**PROBLEM STATEMENT:** Any picture among the records should be left out, please; retype the rest exactly.

**INFORMATION PROVIDED:**
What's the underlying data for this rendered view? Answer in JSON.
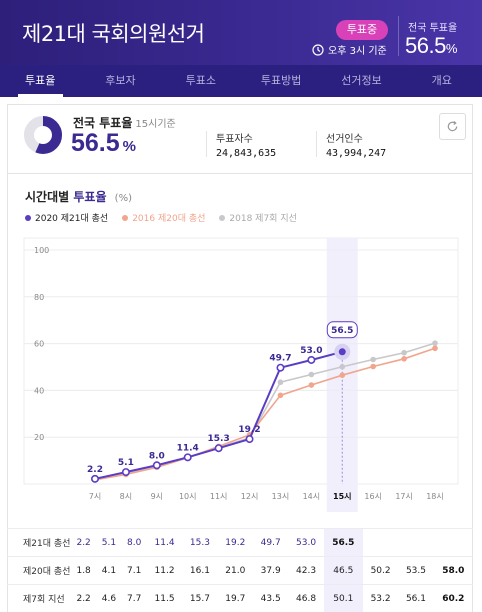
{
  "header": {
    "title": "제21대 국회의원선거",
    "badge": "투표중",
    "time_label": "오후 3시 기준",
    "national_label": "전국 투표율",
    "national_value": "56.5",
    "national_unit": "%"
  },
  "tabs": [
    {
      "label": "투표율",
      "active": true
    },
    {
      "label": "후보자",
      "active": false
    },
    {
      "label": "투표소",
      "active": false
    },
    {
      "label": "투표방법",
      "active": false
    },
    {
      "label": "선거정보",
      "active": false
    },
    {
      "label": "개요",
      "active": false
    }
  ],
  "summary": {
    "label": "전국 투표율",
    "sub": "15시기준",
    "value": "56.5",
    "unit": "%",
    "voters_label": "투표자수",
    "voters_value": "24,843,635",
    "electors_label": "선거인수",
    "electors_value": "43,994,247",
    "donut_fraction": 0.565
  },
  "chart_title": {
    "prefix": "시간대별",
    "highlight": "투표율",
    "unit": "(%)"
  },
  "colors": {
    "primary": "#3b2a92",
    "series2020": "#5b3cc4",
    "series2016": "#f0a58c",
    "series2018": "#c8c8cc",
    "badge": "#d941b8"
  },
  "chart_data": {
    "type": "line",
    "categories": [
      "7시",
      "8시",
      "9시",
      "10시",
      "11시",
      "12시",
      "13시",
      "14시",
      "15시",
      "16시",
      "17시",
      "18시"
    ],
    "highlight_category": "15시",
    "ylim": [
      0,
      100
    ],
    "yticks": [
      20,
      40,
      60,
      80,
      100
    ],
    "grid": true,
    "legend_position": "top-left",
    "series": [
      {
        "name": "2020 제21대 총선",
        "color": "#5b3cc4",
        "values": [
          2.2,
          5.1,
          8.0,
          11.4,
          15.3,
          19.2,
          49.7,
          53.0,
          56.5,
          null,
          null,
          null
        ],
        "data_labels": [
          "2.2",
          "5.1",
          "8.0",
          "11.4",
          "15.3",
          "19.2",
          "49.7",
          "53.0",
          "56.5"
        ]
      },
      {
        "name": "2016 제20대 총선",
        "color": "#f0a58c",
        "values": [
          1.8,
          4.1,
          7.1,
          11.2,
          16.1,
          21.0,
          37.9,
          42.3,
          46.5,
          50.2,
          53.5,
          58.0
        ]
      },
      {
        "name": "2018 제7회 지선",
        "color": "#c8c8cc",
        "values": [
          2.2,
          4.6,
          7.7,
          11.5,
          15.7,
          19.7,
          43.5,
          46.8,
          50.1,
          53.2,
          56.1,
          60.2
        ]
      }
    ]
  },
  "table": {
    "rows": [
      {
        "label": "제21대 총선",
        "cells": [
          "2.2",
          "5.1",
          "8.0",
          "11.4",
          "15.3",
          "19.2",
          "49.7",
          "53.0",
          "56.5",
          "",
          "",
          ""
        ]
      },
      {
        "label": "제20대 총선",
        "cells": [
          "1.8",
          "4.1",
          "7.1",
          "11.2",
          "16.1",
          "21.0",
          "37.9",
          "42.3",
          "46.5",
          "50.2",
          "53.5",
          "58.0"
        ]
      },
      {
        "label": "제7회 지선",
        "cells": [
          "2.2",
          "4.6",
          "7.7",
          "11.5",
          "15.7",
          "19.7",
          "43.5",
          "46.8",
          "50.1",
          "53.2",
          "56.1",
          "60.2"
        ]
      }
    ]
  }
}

**WRITTEN REPLY:**
What's the underlying data for this rendered view? Answer in JSON.
{
  "header": {
    "title": "제21대 국회의원선거",
    "badge": "투표중",
    "time_label": "오후 3시 기준",
    "national_label": "전국 투표율",
    "national_value": "56.5",
    "national_unit": "%"
  },
  "tabs": [
    {
      "label": "투표율",
      "active": true
    },
    {
      "label": "후보자",
      "active": false
    },
    {
      "label": "투표소",
      "active": false
    },
    {
      "label": "투표방법",
      "active": false
    },
    {
      "label": "선거정보",
      "active": false
    },
    {
      "label": "개요",
      "active": false
    }
  ],
  "summary": {
    "label": "전국 투표율",
    "sub": "15시기준",
    "value": "56.5",
    "unit": "%",
    "voters_label": "투표자수",
    "voters_value": "24,843,635",
    "electors_label": "선거인수",
    "electors_value": "43,994,247",
    "donut_fraction": 0.565
  },
  "chart_title": {
    "prefix": "시간대별",
    "highlight": "투표율",
    "unit": "(%)"
  },
  "colors": {
    "primary": "#3b2a92",
    "series2020": "#5b3cc4",
    "series2016": "#f0a58c",
    "series2018": "#c8c8cc",
    "badge": "#d941b8"
  },
  "chart_data": {
    "type": "line",
    "categories": [
      "7시",
      "8시",
      "9시",
      "10시",
      "11시",
      "12시",
      "13시",
      "14시",
      "15시",
      "16시",
      "17시",
      "18시"
    ],
    "highlight_category": "15시",
    "ylim": [
      0,
      100
    ],
    "yticks": [
      20,
      40,
      60,
      80,
      100
    ],
    "grid": true,
    "legend_position": "top-left",
    "series": [
      {
        "name": "2020 제21대 총선",
        "color": "#5b3cc4",
        "values": [
          2.2,
          5.1,
          8.0,
          11.4,
          15.3,
          19.2,
          49.7,
          53.0,
          56.5,
          null,
          null,
          null
        ],
        "data_labels": [
          "2.2",
          "5.1",
          "8.0",
          "11.4",
          "15.3",
          "19.2",
          "49.7",
          "53.0",
          "56.5"
        ]
      },
      {
        "name": "2016 제20대 총선",
        "color": "#f0a58c",
        "values": [
          1.8,
          4.1,
          7.1,
          11.2,
          16.1,
          21.0,
          37.9,
          42.3,
          46.5,
          50.2,
          53.5,
          58.0
        ]
      },
      {
        "name": "2018 제7회 지선",
        "color": "#c8c8cc",
        "values": [
          2.2,
          4.6,
          7.7,
          11.5,
          15.7,
          19.7,
          43.5,
          46.8,
          50.1,
          53.2,
          56.1,
          60.2
        ]
      }
    ]
  },
  "table": {
    "rows": [
      {
        "label": "제21대 총선",
        "cells": [
          "2.2",
          "5.1",
          "8.0",
          "11.4",
          "15.3",
          "19.2",
          "49.7",
          "53.0",
          "56.5",
          "",
          "",
          ""
        ]
      },
      {
        "label": "제20대 총선",
        "cells": [
          "1.8",
          "4.1",
          "7.1",
          "11.2",
          "16.1",
          "21.0",
          "37.9",
          "42.3",
          "46.5",
          "50.2",
          "53.5",
          "58.0"
        ]
      },
      {
        "label": "제7회 지선",
        "cells": [
          "2.2",
          "4.6",
          "7.7",
          "11.5",
          "15.7",
          "19.7",
          "43.5",
          "46.8",
          "50.1",
          "53.2",
          "56.1",
          "60.2"
        ]
      }
    ]
  }
}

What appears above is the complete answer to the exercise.